* _TO BE DONE_
Copy out each line of the listing that has the word "Selection" in it.

* _INPUT ROWS_

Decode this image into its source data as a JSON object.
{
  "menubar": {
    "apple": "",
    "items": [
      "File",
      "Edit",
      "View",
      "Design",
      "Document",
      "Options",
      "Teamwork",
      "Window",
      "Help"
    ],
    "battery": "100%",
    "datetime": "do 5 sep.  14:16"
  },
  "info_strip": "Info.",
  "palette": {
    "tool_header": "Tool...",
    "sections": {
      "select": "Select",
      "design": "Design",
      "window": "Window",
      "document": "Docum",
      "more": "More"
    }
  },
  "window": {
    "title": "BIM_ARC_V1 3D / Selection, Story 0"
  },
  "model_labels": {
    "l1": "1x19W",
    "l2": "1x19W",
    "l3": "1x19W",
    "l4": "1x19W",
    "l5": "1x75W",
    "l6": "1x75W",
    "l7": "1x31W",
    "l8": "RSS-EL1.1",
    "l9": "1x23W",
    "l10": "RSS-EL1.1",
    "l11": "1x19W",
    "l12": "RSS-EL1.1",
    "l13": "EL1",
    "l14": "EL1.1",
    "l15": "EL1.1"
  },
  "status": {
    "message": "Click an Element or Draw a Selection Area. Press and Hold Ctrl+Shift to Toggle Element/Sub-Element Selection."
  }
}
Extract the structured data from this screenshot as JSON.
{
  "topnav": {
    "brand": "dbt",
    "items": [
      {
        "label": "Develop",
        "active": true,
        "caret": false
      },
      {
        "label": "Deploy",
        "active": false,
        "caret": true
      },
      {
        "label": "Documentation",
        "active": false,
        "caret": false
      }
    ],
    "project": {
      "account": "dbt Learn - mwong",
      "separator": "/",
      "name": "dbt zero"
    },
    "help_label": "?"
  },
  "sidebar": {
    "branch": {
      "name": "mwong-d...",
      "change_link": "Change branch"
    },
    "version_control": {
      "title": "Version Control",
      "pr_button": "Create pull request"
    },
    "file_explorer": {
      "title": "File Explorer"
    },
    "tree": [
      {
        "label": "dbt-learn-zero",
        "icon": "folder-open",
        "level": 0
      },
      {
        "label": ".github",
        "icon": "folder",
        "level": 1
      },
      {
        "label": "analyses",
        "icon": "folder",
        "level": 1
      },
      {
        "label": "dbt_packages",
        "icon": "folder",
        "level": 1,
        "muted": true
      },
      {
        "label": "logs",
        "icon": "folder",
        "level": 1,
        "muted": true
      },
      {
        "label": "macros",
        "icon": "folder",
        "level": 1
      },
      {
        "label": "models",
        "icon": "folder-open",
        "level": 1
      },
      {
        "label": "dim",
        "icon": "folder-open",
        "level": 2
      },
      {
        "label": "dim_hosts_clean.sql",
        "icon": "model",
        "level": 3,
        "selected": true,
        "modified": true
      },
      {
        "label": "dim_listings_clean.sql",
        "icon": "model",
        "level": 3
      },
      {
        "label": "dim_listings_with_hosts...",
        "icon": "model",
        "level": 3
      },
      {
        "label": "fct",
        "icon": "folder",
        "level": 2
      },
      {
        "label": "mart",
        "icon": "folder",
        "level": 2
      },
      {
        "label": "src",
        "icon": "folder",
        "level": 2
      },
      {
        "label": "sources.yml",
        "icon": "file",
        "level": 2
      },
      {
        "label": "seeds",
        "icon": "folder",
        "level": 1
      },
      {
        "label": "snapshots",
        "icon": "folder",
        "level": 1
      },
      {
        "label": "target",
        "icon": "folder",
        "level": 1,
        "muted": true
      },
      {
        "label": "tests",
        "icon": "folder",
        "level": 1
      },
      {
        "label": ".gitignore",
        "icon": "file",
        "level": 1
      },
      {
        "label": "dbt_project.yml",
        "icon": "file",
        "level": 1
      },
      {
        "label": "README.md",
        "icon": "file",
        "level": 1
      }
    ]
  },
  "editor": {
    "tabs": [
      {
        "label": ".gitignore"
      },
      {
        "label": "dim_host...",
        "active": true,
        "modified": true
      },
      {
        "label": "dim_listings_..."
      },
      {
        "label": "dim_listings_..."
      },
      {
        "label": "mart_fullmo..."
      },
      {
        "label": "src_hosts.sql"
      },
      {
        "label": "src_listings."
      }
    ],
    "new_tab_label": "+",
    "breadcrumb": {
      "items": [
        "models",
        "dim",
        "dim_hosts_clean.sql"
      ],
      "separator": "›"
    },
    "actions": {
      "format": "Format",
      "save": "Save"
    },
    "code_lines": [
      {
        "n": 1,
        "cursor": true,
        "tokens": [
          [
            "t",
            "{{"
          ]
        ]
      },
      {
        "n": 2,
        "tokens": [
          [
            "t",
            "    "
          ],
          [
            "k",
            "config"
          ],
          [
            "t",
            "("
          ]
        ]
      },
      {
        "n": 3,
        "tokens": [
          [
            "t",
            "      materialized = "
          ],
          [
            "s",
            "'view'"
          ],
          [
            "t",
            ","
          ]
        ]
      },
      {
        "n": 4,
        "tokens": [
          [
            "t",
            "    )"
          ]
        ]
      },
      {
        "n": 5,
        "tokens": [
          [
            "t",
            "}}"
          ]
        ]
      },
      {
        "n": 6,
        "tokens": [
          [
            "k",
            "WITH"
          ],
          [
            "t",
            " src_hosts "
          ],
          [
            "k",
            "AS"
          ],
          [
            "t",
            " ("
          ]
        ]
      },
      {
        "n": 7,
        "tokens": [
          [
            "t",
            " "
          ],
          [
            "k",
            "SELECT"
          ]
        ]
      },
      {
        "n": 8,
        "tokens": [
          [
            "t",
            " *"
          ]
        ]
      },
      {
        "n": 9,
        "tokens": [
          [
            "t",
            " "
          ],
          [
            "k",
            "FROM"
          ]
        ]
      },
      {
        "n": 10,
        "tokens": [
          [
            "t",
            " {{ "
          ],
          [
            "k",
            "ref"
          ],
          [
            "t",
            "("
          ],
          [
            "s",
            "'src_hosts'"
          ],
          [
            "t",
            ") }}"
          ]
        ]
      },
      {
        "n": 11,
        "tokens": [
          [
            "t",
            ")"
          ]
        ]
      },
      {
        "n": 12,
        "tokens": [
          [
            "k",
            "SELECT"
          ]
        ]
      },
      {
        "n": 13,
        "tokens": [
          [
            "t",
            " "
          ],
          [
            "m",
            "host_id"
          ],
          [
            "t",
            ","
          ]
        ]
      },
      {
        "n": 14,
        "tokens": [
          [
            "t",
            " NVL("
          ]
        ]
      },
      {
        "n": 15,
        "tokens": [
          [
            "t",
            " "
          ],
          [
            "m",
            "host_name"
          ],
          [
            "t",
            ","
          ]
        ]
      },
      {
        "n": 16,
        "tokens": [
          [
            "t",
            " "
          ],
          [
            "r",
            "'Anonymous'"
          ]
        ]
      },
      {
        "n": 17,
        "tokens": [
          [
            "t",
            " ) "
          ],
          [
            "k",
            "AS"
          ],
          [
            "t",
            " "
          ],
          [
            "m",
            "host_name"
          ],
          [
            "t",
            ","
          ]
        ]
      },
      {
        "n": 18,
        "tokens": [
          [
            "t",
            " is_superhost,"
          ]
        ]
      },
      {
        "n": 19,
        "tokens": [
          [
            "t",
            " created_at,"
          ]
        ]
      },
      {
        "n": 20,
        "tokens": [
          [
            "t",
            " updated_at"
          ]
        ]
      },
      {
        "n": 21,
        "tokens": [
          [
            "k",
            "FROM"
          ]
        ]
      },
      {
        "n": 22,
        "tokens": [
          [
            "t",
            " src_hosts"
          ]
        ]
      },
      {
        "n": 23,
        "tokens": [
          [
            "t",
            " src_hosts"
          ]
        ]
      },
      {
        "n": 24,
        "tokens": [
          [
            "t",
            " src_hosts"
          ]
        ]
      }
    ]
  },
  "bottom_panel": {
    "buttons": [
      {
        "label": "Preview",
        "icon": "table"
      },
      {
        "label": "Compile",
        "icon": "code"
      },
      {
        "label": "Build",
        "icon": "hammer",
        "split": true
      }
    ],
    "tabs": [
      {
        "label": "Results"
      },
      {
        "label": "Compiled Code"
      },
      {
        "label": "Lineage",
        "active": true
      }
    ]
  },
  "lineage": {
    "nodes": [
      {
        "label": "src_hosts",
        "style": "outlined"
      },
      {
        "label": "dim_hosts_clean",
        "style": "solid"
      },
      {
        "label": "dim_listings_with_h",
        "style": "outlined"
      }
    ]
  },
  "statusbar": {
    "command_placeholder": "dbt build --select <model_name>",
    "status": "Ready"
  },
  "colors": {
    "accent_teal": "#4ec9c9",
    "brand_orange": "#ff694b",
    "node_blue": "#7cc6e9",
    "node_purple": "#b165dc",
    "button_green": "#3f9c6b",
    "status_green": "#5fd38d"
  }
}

* _WRITTEN ANSWER_
    "title": "BIM_ARC_V1 3D / Selection, Story 0"
    "message": "Click an Element or Draw a Selection Area. Press and Hold Ctrl+Shift to Toggle Element/Sub-Element Selection."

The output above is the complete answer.